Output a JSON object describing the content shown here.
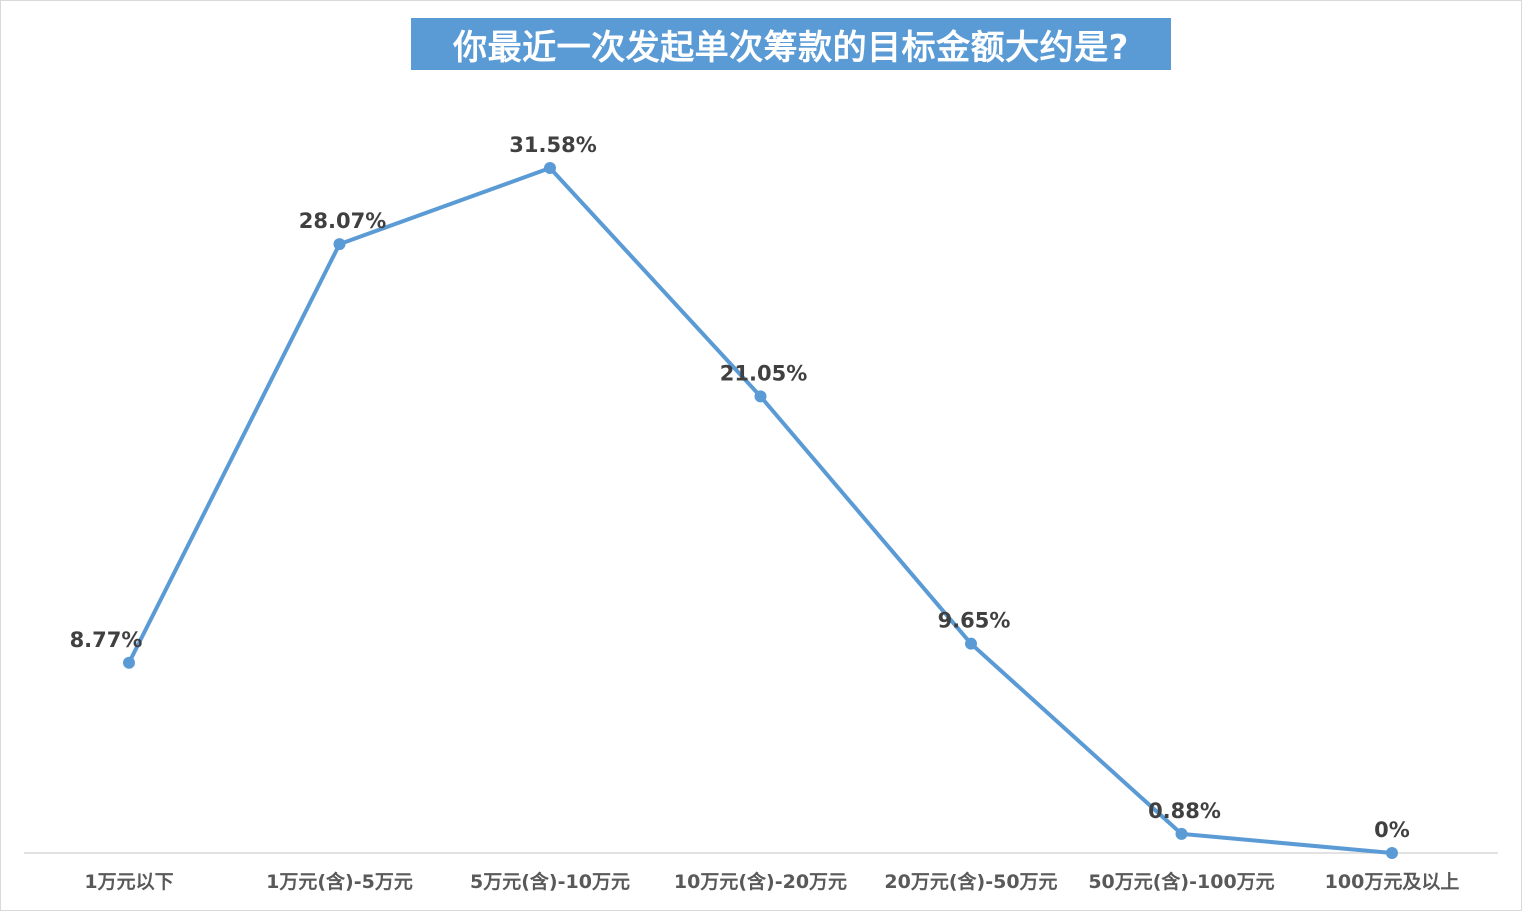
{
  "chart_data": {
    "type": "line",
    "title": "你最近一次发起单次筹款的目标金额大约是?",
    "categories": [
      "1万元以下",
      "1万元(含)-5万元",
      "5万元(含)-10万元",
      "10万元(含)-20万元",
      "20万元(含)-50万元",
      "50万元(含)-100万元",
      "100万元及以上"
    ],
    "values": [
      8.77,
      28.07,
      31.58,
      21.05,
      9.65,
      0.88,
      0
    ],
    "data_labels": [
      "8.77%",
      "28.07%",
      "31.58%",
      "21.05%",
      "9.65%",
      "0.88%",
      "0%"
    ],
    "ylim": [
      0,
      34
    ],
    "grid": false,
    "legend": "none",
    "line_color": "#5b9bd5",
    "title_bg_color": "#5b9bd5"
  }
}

> **What is asked**
Transcribe the listing in full. Omit the pictures and keep every line exact.

> **Complete response**
Output a JSON object describing the content shown here.
{
  "chart_data": {
    "type": "line",
    "title": "你最近一次发起单次筹款的目标金额大约是?",
    "categories": [
      "1万元以下",
      "1万元(含)-5万元",
      "5万元(含)-10万元",
      "10万元(含)-20万元",
      "20万元(含)-50万元",
      "50万元(含)-100万元",
      "100万元及以上"
    ],
    "values": [
      8.77,
      28.07,
      31.58,
      21.05,
      9.65,
      0.88,
      0
    ],
    "data_labels": [
      "8.77%",
      "28.07%",
      "31.58%",
      "21.05%",
      "9.65%",
      "0.88%",
      "0%"
    ],
    "ylim": [
      0,
      34
    ],
    "grid": false,
    "legend": "none",
    "line_color": "#5b9bd5",
    "title_bg_color": "#5b9bd5"
  }
}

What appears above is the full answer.